━━━ Data provided
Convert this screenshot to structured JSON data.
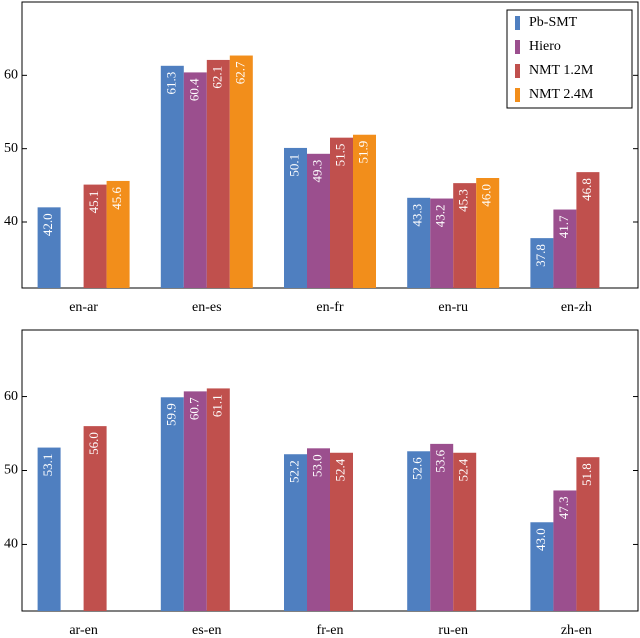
{
  "chart_data": [
    {
      "type": "bar",
      "categories": [
        "en-ar",
        "en-es",
        "en-fr",
        "en-ru",
        "en-zh"
      ],
      "series": [
        {
          "name": "Pb-SMT",
          "color": "#4f7fc0",
          "values": [
            42.0,
            61.3,
            50.1,
            43.3,
            37.8
          ],
          "value_labels": [
            "42.0",
            "61.3",
            "50.1",
            "43.3",
            "37.8"
          ]
        },
        {
          "name": "Hiero",
          "color": "#9b4f8e",
          "values": [
            null,
            60.4,
            49.3,
            43.2,
            41.7
          ],
          "value_labels": [
            null,
            "60.4",
            "49.3",
            "43.2",
            "41.7"
          ]
        },
        {
          "name": "NMT 1.2M",
          "color": "#c0504d",
          "values": [
            45.1,
            62.1,
            51.5,
            45.3,
            46.8
          ],
          "value_labels": [
            "45.1",
            "62.1",
            "51.5",
            "45.3",
            "46.8"
          ]
        },
        {
          "name": "NMT 2.4M",
          "color": "#f28e1b",
          "values": [
            45.6,
            62.7,
            51.9,
            46.0,
            null
          ],
          "value_labels": [
            "45.6",
            "62.7",
            "51.9",
            "46.0",
            null
          ]
        }
      ],
      "ylim": [
        31,
        70
      ],
      "yticks": [
        40,
        50,
        60
      ],
      "legend": "top-right"
    },
    {
      "type": "bar",
      "categories": [
        "ar-en",
        "es-en",
        "fr-en",
        "ru-en",
        "zh-en"
      ],
      "series": [
        {
          "color": "#4f7fc0",
          "values": [
            53.1,
            59.9,
            52.2,
            52.6,
            43.0
          ],
          "value_labels": [
            "53.1",
            "59.9",
            "52.2",
            "52.6",
            "43.0"
          ]
        },
        {
          "color": "#9b4f8e",
          "values": [
            null,
            60.7,
            53.0,
            53.6,
            47.3
          ],
          "value_labels": [
            null,
            "60.7",
            "53.0",
            "53.6",
            "47.3"
          ]
        },
        {
          "color": "#c0504d",
          "values": [
            56.0,
            61.1,
            52.4,
            52.4,
            51.8
          ],
          "value_labels": [
            "56.0",
            "61.1",
            "52.4",
            "52.4",
            "51.8"
          ]
        },
        {
          "color": "#f28e1b",
          "values": [
            null,
            null,
            null,
            null,
            null
          ],
          "value_labels": [
            null,
            null,
            null,
            null,
            null
          ]
        }
      ],
      "ylim": [
        31,
        69
      ],
      "yticks": [
        40,
        50,
        60
      ]
    }
  ]
}
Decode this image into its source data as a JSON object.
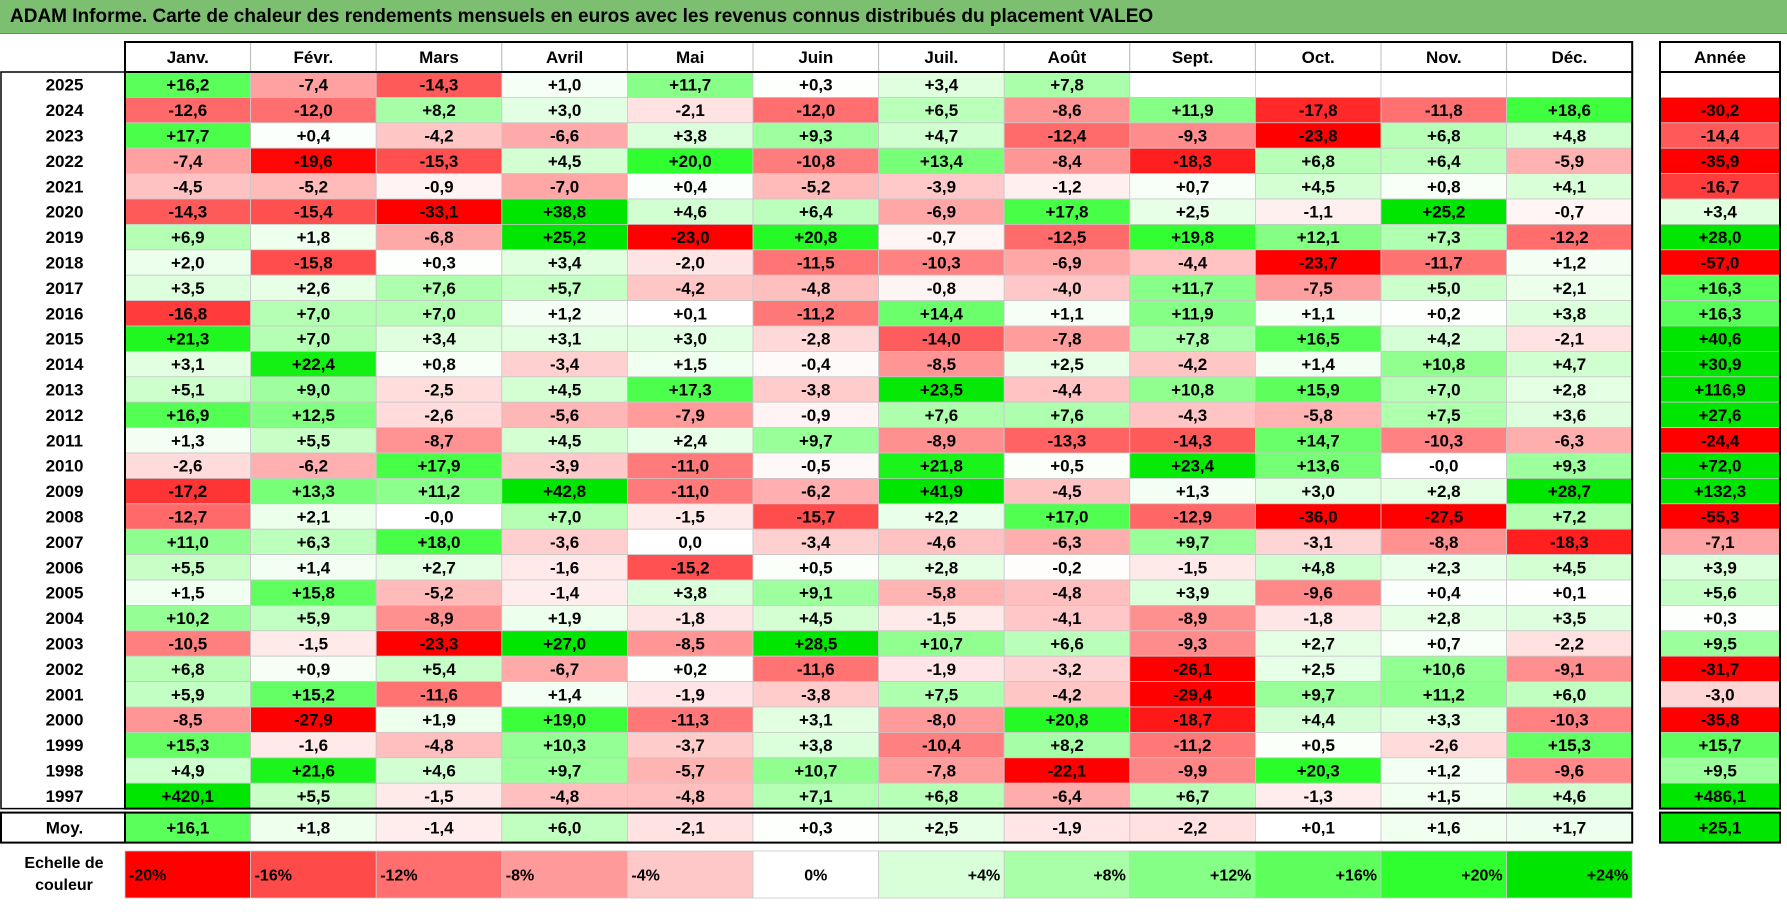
{
  "title": "ADAM Informe. Carte de chaleur des rendements mensuels en euros avec les revenus connus distribués du placement VALEO",
  "chart_data": {
    "type": "heatmap",
    "months": [
      "Janv.",
      "Févr.",
      "Mars",
      "Avril",
      "Mai",
      "Juin",
      "Juil.",
      "Août",
      "Sept.",
      "Oct.",
      "Nov.",
      "Déc."
    ],
    "year_header": "Année",
    "rows": [
      {
        "label": "2025",
        "values": [
          "+16,2",
          "-7,4",
          "-14,3",
          "+1,0",
          "+11,7",
          "+0,3",
          "+3,4",
          "+7,8",
          "",
          "",
          "",
          ""
        ],
        "year": ""
      },
      {
        "label": "2024",
        "values": [
          "-12,6",
          "-12,0",
          "+8,2",
          "+3,0",
          "-2,1",
          "-12,0",
          "+6,5",
          "-8,6",
          "+11,9",
          "-17,8",
          "-11,8",
          "+18,6"
        ],
        "year": "-30,2"
      },
      {
        "label": "2023",
        "values": [
          "+17,7",
          "+0,4",
          "-4,2",
          "-6,6",
          "+3,8",
          "+9,3",
          "+4,7",
          "-12,4",
          "-9,3",
          "-23,8",
          "+6,8",
          "+4,8"
        ],
        "year": "-14,4"
      },
      {
        "label": "2022",
        "values": [
          "-7,4",
          "-19,6",
          "-15,3",
          "+4,5",
          "+20,0",
          "-10,8",
          "+13,4",
          "-8,4",
          "-18,3",
          "+6,8",
          "+6,4",
          "-5,9"
        ],
        "year": "-35,9"
      },
      {
        "label": "2021",
        "values": [
          "-4,5",
          "-5,2",
          "-0,9",
          "-7,0",
          "+0,4",
          "-5,2",
          "-3,9",
          "-1,2",
          "+0,7",
          "+4,5",
          "+0,8",
          "+4,1"
        ],
        "year": "-16,7"
      },
      {
        "label": "2020",
        "values": [
          "-14,3",
          "-15,4",
          "-33,1",
          "+38,8",
          "+4,6",
          "+6,4",
          "-6,9",
          "+17,8",
          "+2,5",
          "-1,1",
          "+25,2",
          "-0,7"
        ],
        "year": "+3,4"
      },
      {
        "label": "2019",
        "values": [
          "+6,9",
          "+1,8",
          "-6,8",
          "+25,2",
          "-23,0",
          "+20,8",
          "-0,7",
          "-12,5",
          "+19,8",
          "+12,1",
          "+7,3",
          "-12,2"
        ],
        "year": "+28,0"
      },
      {
        "label": "2018",
        "values": [
          "+2,0",
          "-15,8",
          "+0,3",
          "+3,4",
          "-2,0",
          "-11,5",
          "-10,3",
          "-6,9",
          "-4,4",
          "-23,7",
          "-11,7",
          "+1,2"
        ],
        "year": "-57,0"
      },
      {
        "label": "2017",
        "values": [
          "+3,5",
          "+2,6",
          "+7,6",
          "+5,7",
          "-4,2",
          "-4,8",
          "-0,8",
          "-4,0",
          "+11,7",
          "-7,5",
          "+5,0",
          "+2,1"
        ],
        "year": "+16,3"
      },
      {
        "label": "2016",
        "values": [
          "-16,8",
          "+7,0",
          "+7,0",
          "+1,2",
          "+0,1",
          "-11,2",
          "+14,4",
          "+1,1",
          "+11,9",
          "+1,1",
          "+0,2",
          "+3,8"
        ],
        "year": "+16,3"
      },
      {
        "label": "2015",
        "values": [
          "+21,3",
          "+7,0",
          "+3,4",
          "+3,1",
          "+3,0",
          "-2,8",
          "-14,0",
          "-7,8",
          "+7,8",
          "+16,5",
          "+4,2",
          "-2,1"
        ],
        "year": "+40,6"
      },
      {
        "label": "2014",
        "values": [
          "+3,1",
          "+22,4",
          "+0,8",
          "-3,4",
          "+1,5",
          "-0,4",
          "-8,5",
          "+2,5",
          "-4,2",
          "+1,4",
          "+10,8",
          "+4,7"
        ],
        "year": "+30,9"
      },
      {
        "label": "2013",
        "values": [
          "+5,1",
          "+9,0",
          "-2,5",
          "+4,5",
          "+17,3",
          "-3,8",
          "+23,5",
          "-4,4",
          "+10,8",
          "+15,9",
          "+7,0",
          "+2,8"
        ],
        "year": "+116,9"
      },
      {
        "label": "2012",
        "values": [
          "+16,9",
          "+12,5",
          "-2,6",
          "-5,6",
          "-7,9",
          "-0,9",
          "+7,6",
          "+7,6",
          "-4,3",
          "-5,8",
          "+7,5",
          "+3,6"
        ],
        "year": "+27,6"
      },
      {
        "label": "2011",
        "values": [
          "+1,3",
          "+5,5",
          "-8,7",
          "+4,5",
          "+2,4",
          "+9,7",
          "-8,9",
          "-13,3",
          "-14,3",
          "+14,7",
          "-10,3",
          "-6,3"
        ],
        "year": "-24,4"
      },
      {
        "label": "2010",
        "values": [
          "-2,6",
          "-6,2",
          "+17,9",
          "-3,9",
          "-11,0",
          "-0,5",
          "+21,8",
          "+0,5",
          "+23,4",
          "+13,6",
          "-0,0",
          "+9,3"
        ],
        "year": "+72,0"
      },
      {
        "label": "2009",
        "values": [
          "-17,2",
          "+13,3",
          "+11,2",
          "+42,8",
          "-11,0",
          "-6,2",
          "+41,9",
          "-4,5",
          "+1,3",
          "+3,0",
          "+2,8",
          "+28,7"
        ],
        "year": "+132,3"
      },
      {
        "label": "2008",
        "values": [
          "-12,7",
          "+2,1",
          "-0,0",
          "+7,0",
          "-1,5",
          "-15,7",
          "+2,2",
          "+17,0",
          "-12,9",
          "-36,0",
          "-27,5",
          "+7,2"
        ],
        "year": "-55,3"
      },
      {
        "label": "2007",
        "values": [
          "+11,0",
          "+6,3",
          "+18,0",
          "-3,6",
          "0,0",
          "-3,4",
          "-4,6",
          "-6,3",
          "+9,7",
          "-3,1",
          "-8,8",
          "-18,3"
        ],
        "year": "-7,1"
      },
      {
        "label": "2006",
        "values": [
          "+5,5",
          "+1,4",
          "+2,7",
          "-1,6",
          "-15,2",
          "+0,5",
          "+2,8",
          "-0,2",
          "-1,5",
          "+4,8",
          "+2,3",
          "+4,5"
        ],
        "year": "+3,9"
      },
      {
        "label": "2005",
        "values": [
          "+1,5",
          "+15,8",
          "-5,2",
          "-1,4",
          "+3,8",
          "+9,1",
          "-5,8",
          "-4,8",
          "+3,9",
          "-9,6",
          "+0,4",
          "+0,1"
        ],
        "year": "+5,6"
      },
      {
        "label": "2004",
        "values": [
          "+10,2",
          "+5,9",
          "-8,9",
          "+1,9",
          "-1,8",
          "+4,5",
          "-1,5",
          "-4,1",
          "-8,9",
          "-1,8",
          "+2,8",
          "+3,5"
        ],
        "year": "+0,3"
      },
      {
        "label": "2003",
        "values": [
          "-10,5",
          "-1,5",
          "-23,3",
          "+27,0",
          "-8,5",
          "+28,5",
          "+10,7",
          "+6,6",
          "-9,3",
          "+2,7",
          "+0,7",
          "-2,2"
        ],
        "year": "+9,5"
      },
      {
        "label": "2002",
        "values": [
          "+6,8",
          "+0,9",
          "+5,4",
          "-6,7",
          "+0,2",
          "-11,6",
          "-1,9",
          "-3,2",
          "-26,1",
          "+2,5",
          "+10,6",
          "-9,1"
        ],
        "year": "-31,7"
      },
      {
        "label": "2001",
        "values": [
          "+5,9",
          "+15,2",
          "-11,6",
          "+1,4",
          "-1,9",
          "-3,8",
          "+7,5",
          "-4,2",
          "-29,4",
          "+9,7",
          "+11,2",
          "+6,0"
        ],
        "year": "-3,0"
      },
      {
        "label": "2000",
        "values": [
          "-8,5",
          "-27,9",
          "+1,9",
          "+19,0",
          "-11,3",
          "+3,1",
          "-8,0",
          "+20,8",
          "-18,7",
          "+4,4",
          "+3,3",
          "-10,3"
        ],
        "year": "-35,8"
      },
      {
        "label": "1999",
        "values": [
          "+15,3",
          "-1,6",
          "-4,8",
          "+10,3",
          "-3,7",
          "+3,8",
          "-10,4",
          "+8,2",
          "-11,2",
          "+0,5",
          "-2,6",
          "+15,3"
        ],
        "year": "+15,7"
      },
      {
        "label": "1998",
        "values": [
          "+4,9",
          "+21,6",
          "+4,6",
          "+9,7",
          "-5,7",
          "+10,7",
          "-7,8",
          "-22,1",
          "-9,9",
          "+20,3",
          "+1,2",
          "-9,6"
        ],
        "year": "+9,5"
      },
      {
        "label": "1997",
        "values": [
          "+420,1",
          "+5,5",
          "-1,5",
          "-4,8",
          "-4,8",
          "+7,1",
          "+6,8",
          "-6,4",
          "+6,7",
          "-1,3",
          "+1,5",
          "+4,6"
        ],
        "year": "+486,1"
      }
    ],
    "average": {
      "label": "Moy.",
      "values": [
        "+16,1",
        "+1,8",
        "-1,4",
        "+6,0",
        "-2,1",
        "+0,3",
        "+2,5",
        "-1,9",
        "-2,2",
        "+0,1",
        "+1,6",
        "+1,7"
      ],
      "year": "+25,1"
    },
    "scale": {
      "label_line1": "Echelle de",
      "label_line2": "couleur",
      "stops": [
        {
          "label": "-20%",
          "value": -20,
          "color": "#ff0000"
        },
        {
          "label": "-16%",
          "value": -16,
          "color": "#ff4a4a"
        },
        {
          "label": "-12%",
          "value": -12,
          "color": "#ff6f6f"
        },
        {
          "label": "-8%",
          "value": -8,
          "color": "#ff9a9a"
        },
        {
          "label": "-4%",
          "value": -4,
          "color": "#ffc8c8"
        },
        {
          "label": "0%",
          "value": 0,
          "color": "#ffffff"
        },
        {
          "label": "+4%",
          "value": 4,
          "color": "#d9ffd9"
        },
        {
          "label": "+8%",
          "value": 8,
          "color": "#a8ffa8"
        },
        {
          "label": "+12%",
          "value": 12,
          "color": "#85ff85"
        },
        {
          "label": "+16%",
          "value": 16,
          "color": "#5cff5c"
        },
        {
          "label": "+20%",
          "value": 20,
          "color": "#2fff2f"
        },
        {
          "label": "+24%",
          "value": 24,
          "color": "#00e600"
        }
      ]
    }
  }
}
━━━━━━
Work instructions: Extract each line from the entries above that contains the string "JSON".

Written response:
Convert this screenshot to structured JSON data.
Decode this image into its source data as a JSON object.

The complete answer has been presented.